**Set exercise:**
Reproduce the entries exactly.

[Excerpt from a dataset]
# # #

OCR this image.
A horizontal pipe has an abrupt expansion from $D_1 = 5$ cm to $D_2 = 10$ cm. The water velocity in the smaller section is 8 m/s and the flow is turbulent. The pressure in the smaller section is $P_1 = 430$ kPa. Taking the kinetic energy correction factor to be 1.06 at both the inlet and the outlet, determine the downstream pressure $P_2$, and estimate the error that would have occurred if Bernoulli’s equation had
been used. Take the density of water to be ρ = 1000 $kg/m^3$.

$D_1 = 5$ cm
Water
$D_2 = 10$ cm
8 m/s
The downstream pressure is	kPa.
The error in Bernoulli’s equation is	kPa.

# # #

**The output:**
OCR this image.
A horizontal pipe has an abrupt expansion from $D_1 = 5$ cm to $D_2 = 10$ cm. The water velocity in the smaller section is 8 m/s and the flow is turbulent. The pressure in the smaller section is $P_1 = 430$ kPa. Taking the kinetic energy correction factor to be 1.06 at both the inlet and the outlet, determine the downstream pressure $P_2$, and estimate the error that would have occurred if Bernoulli’s equation had
been used. Take the density of water to be ρ = 1000 $kg/m^3$.

$D_1 = 5$ cm
Water
$D_2 = 10$ cm
8 m/s
The downstream pressure is	kPa.
The error in Bernoulli’s equation is	kPa.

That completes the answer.